▶ [Your objective] Copy out every record precisely.

▶ [Extracted records]
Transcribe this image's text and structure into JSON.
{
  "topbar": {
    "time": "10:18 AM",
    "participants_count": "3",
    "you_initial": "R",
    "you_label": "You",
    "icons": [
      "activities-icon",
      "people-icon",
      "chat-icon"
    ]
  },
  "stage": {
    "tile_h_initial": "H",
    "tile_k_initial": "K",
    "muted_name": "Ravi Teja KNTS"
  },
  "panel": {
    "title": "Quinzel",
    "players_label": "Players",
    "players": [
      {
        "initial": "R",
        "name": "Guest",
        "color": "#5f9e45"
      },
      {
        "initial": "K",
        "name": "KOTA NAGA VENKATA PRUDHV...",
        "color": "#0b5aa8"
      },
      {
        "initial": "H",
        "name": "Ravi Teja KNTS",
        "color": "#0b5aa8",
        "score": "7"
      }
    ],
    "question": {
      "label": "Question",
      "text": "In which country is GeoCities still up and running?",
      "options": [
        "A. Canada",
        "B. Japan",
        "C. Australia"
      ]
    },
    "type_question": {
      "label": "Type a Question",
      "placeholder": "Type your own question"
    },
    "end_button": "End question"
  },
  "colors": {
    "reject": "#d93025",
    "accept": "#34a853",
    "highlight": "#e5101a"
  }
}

▶ [The solution]
Transcribe this image's text and structure into JSON.
{
  "topbar": {
    "time": "10:18 AM",
    "participants_count": "3",
    "you_initial": "R",
    "you_label": "You",
    "icons": [
      "activities-icon",
      "people-icon",
      "chat-icon"
    ]
  },
  "stage": {
    "tile_h_initial": "H",
    "tile_k_initial": "K",
    "muted_name": "Ravi Teja KNTS"
  },
  "panel": {
    "title": "Quinzel",
    "players_label": "Players",
    "players": [
      {
        "initial": "R",
        "name": "Guest",
        "color": "#5f9e45"
      },
      {
        "initial": "K",
        "name": "KOTA NAGA VENKATA PRUDHV...",
        "color": "#0b5aa8"
      },
      {
        "initial": "H",
        "name": "Ravi Teja KNTS",
        "color": "#0b5aa8",
        "score": "7"
      }
    ],
    "question": {
      "label": "Question",
      "text": "In which country is GeoCities still up and running?",
      "options": [
        "A. Canada",
        "B. Japan",
        "C. Australia"
      ]
    },
    "type_question": {
      "label": "Type a Question",
      "placeholder": "Type your own question"
    },
    "end_button": "End question"
  },
  "colors": {
    "reject": "#d93025",
    "accept": "#34a853",
    "highlight": "#e5101a"
  }
}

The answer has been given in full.